[Exercise 1]: In the judgment summary, whom did White & Case represent in Case C-693/20 P?
[Exercise 2]: Copy the part of the judgment summary starting with "White & Case" and going on through "the inspection decisions.".

[Document text]:
● ● ● ● ●

While the CJUE rejects the appellants' argument that Regulation 1/2003 did not provide sufficient remedies to appeal the conduct of a dawn raid, the CJEU establishes that, a company subject to a dawn raid has an immediate right of appeal against any measure taken by the EC that substantially affects their interest.

White & Case represented Intermarché Casino Achats in Case C-693/20 P.

Key points of the judgment

  • The EC has an obligation to record interviews conducted in order to collect information related to the subject matter of an investigation, even before the formal opening of the investigation. The EC must also confirm the content of the interview with the interviewees.
  • Considering that the EC failed to confirm the content of the interviews with the suppliers, the CJEU found that the information derived from these interviews was inadmissible. As this information constituted the bulk of the evidence on which the EC's inspection decisions were based, the CJEU considered that the EC did not possess sufficiently serious evidence to take the inspection decisions.

● ● ● ● ●

[Data lines]:
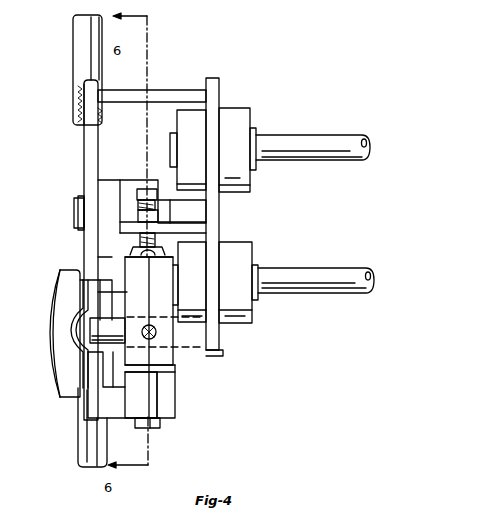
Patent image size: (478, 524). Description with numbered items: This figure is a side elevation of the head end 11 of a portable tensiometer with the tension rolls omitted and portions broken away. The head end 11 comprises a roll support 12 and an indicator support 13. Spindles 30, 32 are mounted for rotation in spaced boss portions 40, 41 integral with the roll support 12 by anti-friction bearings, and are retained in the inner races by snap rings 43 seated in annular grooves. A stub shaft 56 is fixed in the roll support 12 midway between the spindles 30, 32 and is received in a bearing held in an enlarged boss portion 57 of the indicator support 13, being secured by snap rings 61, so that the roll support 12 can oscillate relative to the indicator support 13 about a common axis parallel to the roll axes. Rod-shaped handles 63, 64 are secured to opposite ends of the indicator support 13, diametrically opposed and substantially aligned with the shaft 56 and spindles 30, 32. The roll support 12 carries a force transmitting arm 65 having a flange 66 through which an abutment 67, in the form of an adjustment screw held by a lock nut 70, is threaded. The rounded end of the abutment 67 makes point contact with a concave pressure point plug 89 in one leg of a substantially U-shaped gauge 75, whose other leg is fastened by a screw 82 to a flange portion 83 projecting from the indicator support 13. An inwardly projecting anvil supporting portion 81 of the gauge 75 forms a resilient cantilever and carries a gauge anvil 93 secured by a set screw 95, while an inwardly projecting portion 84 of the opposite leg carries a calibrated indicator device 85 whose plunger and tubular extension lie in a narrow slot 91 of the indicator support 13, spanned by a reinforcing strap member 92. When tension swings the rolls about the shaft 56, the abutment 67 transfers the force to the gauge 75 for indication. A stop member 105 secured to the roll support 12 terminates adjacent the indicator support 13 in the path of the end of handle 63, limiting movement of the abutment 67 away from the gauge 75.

The head end 11 is at (75, 108).
The roll support 12 is at (212, 78).
The indicator support 13 is at (86, 150).
The spindle 30 is at (304, 140).
The spindle 32 is at (330, 272).
The boss portion 40 is at (232, 112).
The boss portion 41 is at (242, 246).
The snap ring 43 is at (256, 134).
The stub shaft 56 is at (170, 200).
The boss portion 57 is at (104, 180).
The snap ring 61 is at (78, 198).
The handle 63 is at (78, 38).
The handle 64 is at (87, 443).
The force transmitting arm 65 is at (210, 211).
The flange 66 is at (124, 236).
The abutment 67 is at (137, 195).
The lock nut 70 is at (138, 215).
The gauge 75 is at (158, 273).
The anvil supporting portion 81 is at (162, 291).
The screw 82 is at (155, 428).
The flange portion 83 is at (122, 412).
The inwardly projecting portion 84 is at (141, 395).
The indicator device 85 is at (62, 284).
The pressure point plug 89 is at (138, 337).
The slot 91 is at (112, 300).
The strap member 92 is at (73, 322).
The gauge anvil 93 is at (118, 330).
The set screw 95 is at (157, 332).
The stop member 105 is at (158, 90).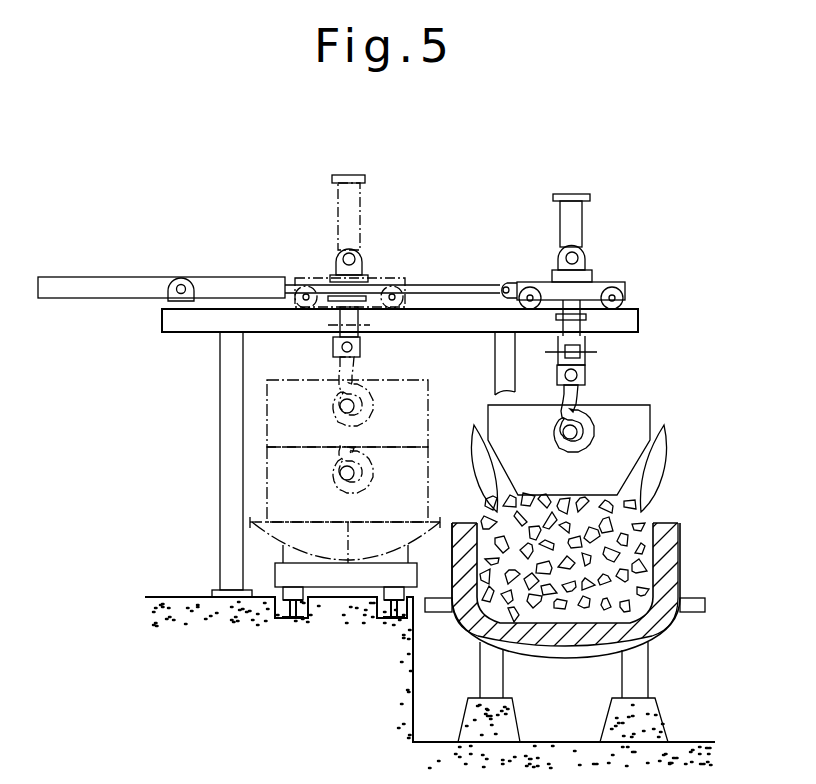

● ● ● ● ●

[Exercise answer 1]: Intermarché Casino Achats

[Exercise answer 2]:
White & Case represented Intermarché Casino Achats in Case C-693/20 P.

Key points of the judgment

  • The EC has an obligation to record interviews conducted in order to collect information related to the subject matter of an investigation, even before the formal opening of the investigation. The EC must also confirm the content of the interview with the interviewees.
  • Considering that the EC failed to confirm the content of the interviews with the suppliers, the CJEU found that the information derived from these interviews was inadmissible. As this information constituted the bulk of the evidence on which the EC's inspection decisions were based, the CJEU considered that the EC did not possess sufficiently serious evidence to take the inspection decisions.